(Recorded data)
start

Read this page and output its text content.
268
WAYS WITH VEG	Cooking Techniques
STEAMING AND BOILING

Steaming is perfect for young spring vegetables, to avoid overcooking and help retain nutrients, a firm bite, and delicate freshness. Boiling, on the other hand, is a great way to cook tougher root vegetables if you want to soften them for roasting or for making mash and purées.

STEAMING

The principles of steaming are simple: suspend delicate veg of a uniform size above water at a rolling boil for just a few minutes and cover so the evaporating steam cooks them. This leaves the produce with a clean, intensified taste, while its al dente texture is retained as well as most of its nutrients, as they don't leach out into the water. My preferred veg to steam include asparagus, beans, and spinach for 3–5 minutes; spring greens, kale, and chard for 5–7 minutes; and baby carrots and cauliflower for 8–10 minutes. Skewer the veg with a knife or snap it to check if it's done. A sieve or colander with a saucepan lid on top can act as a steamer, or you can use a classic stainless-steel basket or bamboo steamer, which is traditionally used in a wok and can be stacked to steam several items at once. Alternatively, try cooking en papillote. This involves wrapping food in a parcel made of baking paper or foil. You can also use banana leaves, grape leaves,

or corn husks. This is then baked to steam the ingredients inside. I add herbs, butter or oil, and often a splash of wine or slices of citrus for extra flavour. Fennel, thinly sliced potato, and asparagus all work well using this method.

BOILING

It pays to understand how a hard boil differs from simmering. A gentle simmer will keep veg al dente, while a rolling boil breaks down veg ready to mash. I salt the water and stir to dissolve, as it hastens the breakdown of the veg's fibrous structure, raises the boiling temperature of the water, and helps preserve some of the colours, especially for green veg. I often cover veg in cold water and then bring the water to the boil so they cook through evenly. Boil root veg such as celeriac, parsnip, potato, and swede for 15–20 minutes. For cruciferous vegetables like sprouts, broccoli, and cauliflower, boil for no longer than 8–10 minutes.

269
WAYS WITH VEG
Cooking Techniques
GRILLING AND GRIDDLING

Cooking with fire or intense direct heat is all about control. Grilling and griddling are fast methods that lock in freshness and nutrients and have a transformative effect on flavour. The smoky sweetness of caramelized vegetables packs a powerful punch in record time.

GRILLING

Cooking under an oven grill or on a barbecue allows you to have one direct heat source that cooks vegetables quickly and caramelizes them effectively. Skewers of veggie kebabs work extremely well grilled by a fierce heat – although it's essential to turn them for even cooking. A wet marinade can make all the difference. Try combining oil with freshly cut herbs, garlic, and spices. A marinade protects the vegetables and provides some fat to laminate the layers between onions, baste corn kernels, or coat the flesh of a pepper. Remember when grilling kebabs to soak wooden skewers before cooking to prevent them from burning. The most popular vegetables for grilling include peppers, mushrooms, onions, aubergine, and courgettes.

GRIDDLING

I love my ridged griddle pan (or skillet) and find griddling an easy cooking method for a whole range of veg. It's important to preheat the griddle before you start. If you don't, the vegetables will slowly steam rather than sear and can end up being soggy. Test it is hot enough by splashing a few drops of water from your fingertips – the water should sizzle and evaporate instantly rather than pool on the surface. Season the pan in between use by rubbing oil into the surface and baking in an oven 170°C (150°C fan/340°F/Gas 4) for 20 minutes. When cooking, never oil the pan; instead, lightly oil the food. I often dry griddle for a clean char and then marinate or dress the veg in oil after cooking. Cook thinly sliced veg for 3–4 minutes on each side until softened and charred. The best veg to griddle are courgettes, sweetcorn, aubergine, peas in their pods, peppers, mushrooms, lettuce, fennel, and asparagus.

end

__What is needed__
Show the lines of the material that contain the word "WAYS".

__Answer__
WAYS WITH VEG	Cooking Techniques
WAYS WITH VEG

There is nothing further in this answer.